----- The input -----

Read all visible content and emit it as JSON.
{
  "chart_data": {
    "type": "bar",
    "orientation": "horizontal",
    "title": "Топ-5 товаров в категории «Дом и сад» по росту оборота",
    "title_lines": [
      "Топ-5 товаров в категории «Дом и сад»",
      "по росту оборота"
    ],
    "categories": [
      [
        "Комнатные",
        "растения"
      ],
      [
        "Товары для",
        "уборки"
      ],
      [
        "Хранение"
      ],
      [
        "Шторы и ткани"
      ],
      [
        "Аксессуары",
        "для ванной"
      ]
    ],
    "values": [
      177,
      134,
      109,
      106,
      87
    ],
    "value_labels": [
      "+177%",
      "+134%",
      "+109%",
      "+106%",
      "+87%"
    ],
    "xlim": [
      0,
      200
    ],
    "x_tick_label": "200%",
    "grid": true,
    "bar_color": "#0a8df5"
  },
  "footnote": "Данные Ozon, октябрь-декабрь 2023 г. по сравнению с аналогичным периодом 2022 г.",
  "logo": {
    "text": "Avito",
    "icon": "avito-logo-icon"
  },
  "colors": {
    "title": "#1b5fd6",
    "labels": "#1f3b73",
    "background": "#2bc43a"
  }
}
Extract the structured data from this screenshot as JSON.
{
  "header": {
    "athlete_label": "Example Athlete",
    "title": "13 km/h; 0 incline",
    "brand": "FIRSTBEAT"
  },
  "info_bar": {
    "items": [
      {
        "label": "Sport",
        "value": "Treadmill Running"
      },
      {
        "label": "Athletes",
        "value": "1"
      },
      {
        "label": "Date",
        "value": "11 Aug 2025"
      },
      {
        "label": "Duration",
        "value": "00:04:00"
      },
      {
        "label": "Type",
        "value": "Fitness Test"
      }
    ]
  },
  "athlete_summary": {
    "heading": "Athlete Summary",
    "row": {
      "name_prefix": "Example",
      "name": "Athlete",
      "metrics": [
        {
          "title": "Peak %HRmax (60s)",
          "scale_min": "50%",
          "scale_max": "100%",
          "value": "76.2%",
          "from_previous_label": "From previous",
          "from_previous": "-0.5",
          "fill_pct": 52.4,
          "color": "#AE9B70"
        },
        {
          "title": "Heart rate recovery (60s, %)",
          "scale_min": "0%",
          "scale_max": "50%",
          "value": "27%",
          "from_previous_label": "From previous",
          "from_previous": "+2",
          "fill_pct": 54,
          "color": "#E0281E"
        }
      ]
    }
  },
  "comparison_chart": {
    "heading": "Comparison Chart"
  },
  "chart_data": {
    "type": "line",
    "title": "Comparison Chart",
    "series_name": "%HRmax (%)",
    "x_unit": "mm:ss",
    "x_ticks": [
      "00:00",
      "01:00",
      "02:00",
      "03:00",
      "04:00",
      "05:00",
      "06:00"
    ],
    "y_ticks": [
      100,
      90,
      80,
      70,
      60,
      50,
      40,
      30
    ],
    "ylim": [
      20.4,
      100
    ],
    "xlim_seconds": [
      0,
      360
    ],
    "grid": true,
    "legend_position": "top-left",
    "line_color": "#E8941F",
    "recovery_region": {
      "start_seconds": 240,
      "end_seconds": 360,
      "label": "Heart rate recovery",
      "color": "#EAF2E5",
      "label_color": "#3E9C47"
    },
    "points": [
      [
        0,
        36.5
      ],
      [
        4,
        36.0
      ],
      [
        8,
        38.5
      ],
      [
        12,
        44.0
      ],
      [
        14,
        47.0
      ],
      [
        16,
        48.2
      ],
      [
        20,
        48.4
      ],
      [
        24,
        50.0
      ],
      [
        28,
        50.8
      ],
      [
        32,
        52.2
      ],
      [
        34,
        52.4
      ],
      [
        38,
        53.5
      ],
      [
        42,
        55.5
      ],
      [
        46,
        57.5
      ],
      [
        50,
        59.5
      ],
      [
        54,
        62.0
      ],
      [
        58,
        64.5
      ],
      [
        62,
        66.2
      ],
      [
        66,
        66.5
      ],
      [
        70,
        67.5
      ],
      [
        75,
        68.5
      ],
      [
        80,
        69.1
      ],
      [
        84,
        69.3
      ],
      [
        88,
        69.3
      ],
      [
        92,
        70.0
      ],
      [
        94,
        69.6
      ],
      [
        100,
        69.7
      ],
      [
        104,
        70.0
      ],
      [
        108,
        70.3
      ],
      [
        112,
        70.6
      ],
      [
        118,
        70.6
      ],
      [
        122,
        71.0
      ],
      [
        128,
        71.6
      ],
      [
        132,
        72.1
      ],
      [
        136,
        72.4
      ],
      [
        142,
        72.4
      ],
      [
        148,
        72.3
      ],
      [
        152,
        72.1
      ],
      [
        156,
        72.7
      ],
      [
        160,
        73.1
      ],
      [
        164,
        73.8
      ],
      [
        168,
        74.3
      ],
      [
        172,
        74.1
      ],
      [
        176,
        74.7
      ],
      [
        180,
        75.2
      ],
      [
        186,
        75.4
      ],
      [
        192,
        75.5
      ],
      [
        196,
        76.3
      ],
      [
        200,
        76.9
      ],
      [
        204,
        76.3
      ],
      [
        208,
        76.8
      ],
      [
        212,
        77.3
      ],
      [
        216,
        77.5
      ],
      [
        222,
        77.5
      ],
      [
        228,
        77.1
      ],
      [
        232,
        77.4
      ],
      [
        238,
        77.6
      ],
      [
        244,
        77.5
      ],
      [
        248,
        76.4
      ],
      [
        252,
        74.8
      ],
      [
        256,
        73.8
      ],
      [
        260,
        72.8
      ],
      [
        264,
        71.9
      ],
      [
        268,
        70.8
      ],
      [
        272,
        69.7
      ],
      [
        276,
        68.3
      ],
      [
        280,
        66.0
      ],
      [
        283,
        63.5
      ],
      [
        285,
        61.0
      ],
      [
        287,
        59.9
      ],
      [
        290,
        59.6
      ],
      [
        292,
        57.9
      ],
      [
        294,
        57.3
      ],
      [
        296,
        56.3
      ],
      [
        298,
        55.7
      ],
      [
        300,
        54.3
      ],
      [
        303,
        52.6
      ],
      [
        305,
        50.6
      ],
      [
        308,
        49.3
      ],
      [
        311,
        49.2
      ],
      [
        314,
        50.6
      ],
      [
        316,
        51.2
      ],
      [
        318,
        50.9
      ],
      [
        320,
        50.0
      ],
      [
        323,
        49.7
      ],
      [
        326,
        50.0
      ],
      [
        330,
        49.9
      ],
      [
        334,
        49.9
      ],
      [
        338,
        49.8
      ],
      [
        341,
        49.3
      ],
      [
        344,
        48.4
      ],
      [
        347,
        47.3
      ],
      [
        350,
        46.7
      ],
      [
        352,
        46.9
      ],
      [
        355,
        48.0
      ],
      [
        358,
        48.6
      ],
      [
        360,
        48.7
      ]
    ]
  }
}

-----

Exercise
From the data above, copy each line where the string "товаров" appears.

Answer to the exercise
    "title": "Топ-5 товаров в категории «Дом и сад» по росту оборота",
      "Топ-5 товаров в категории «Дом и сад»",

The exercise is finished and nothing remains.